• EXERCISE INSTRUCTIONS
**1)** Can you echo the part of the post on string encoding in regular expressions starting with "My computer is" and going on through "in various ways."?
**2)** Using the post on string encoding in regular expressions, answer each question below.
(a) What value does the command echo $LANG return?
(b) What output does the Perl one-liner produce?
(c) How does Perl treat strings unless explicitly told not to?

SOURCE DOCUMENT Block Start

I was messing around with regular expressions on some default interpreters on my Debian machine, wondering about what the default encoding behaviour for string literals might be. As you do. So, given a string with a "pesky foreign accent" in it, how many characters do various languages think it has?

Parent blog post - unfortunately my self-built blog has too many bugs in it's markdown-parser to present this kind of article natively

Preamble

My computer is in the UK, it's linux, and it uses a UTF-8 encoded unicode locale

cms@ringo:~/tmp$ echo $LANG
en_GB.UTF-8

The examples

1. Perl

cms@ringo:~/tmp$ perl -e 'print "café"=~ /^.{4}$/ ? "four" : "not four" , "\n" '
not four

Let's start out with the OG of regular expression scripting languages. Perl treats things like byte strings unless you explicitly tell it not to in various ways.

SOURCE DOCUMENT Block End
LISTED RECORDS Block Start

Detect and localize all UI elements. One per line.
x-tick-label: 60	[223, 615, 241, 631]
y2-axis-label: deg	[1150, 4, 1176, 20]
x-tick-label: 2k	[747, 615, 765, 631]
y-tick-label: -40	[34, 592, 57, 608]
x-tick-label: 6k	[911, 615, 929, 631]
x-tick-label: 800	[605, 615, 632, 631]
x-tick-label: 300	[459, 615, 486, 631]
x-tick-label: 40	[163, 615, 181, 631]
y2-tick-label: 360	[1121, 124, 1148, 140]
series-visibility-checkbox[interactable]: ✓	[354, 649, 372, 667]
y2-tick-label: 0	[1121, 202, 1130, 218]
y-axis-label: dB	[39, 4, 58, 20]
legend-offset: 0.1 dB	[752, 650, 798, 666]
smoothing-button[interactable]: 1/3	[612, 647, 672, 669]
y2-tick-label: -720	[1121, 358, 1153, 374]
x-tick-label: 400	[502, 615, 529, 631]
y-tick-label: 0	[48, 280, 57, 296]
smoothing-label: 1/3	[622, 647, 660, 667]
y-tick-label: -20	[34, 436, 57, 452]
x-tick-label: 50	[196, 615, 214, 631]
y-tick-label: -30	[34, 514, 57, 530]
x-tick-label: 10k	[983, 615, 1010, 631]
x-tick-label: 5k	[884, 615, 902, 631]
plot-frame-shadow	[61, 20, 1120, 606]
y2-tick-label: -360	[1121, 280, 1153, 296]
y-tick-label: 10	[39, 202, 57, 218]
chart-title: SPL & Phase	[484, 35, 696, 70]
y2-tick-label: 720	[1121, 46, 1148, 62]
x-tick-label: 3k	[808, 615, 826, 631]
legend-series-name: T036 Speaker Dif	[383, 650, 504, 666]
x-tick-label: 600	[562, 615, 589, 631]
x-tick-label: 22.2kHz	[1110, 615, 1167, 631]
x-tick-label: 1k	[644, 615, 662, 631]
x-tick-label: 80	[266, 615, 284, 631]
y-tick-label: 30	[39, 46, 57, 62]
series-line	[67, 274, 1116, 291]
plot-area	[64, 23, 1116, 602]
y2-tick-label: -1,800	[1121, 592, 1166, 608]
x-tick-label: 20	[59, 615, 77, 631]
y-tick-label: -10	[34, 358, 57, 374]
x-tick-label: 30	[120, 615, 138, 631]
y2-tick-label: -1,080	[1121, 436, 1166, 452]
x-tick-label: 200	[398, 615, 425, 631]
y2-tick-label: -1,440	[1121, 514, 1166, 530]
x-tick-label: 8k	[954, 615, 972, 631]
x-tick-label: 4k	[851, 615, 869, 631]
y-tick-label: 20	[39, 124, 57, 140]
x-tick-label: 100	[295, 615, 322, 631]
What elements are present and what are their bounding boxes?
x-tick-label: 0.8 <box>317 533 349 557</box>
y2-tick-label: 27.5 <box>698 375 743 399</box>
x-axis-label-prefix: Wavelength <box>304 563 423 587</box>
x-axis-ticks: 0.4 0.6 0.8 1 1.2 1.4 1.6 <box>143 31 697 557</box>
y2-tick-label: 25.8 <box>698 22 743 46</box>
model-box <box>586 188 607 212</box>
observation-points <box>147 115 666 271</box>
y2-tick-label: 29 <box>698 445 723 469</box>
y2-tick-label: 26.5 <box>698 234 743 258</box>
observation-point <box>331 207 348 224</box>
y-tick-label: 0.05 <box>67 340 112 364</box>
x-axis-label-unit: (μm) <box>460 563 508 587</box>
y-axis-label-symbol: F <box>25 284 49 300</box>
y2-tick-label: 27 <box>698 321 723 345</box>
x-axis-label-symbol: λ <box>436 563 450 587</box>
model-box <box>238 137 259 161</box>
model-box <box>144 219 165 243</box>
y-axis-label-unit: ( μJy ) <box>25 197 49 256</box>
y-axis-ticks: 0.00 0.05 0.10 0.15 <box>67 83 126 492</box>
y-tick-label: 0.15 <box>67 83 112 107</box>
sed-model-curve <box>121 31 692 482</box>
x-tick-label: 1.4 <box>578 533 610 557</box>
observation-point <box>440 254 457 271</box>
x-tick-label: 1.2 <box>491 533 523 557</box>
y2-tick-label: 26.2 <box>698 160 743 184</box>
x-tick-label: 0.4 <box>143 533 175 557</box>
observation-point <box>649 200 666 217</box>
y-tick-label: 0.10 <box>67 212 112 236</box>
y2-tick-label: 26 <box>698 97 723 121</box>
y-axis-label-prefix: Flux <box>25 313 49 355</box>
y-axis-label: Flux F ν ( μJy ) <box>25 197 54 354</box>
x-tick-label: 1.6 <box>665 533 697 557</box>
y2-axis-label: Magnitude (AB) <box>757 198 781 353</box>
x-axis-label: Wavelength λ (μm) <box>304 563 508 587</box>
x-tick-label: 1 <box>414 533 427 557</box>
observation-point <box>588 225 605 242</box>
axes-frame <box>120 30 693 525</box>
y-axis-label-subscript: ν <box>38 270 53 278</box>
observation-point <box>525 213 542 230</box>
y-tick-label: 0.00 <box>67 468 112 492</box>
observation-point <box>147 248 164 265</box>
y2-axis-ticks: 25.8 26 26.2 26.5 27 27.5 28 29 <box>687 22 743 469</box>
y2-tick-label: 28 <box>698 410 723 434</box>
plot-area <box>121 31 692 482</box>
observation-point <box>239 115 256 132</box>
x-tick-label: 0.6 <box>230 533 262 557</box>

LISTED RECORDS Block End

• TASK SOLUTIONS
**1)**
My computer is in the UK, it's linux, and it uses a UTF-8 encoded unicode locale

cms@ringo:~/tmp$ echo $LANG
en_GB.UTF-8

The examples

1. Perl

cms@ringo:~/tmp$ perl -e 'print "café"=~ /^.{4}$/ ? "four" : "not four" , "\n" '
not four

Let's start out with the OG of regular expression scripting languages. Perl treats things like byte strings unless you explicitly tell it not to in various ways.

**2)**
(a) en_GB.UTF-8
(b) not four
(c) Like byte strings.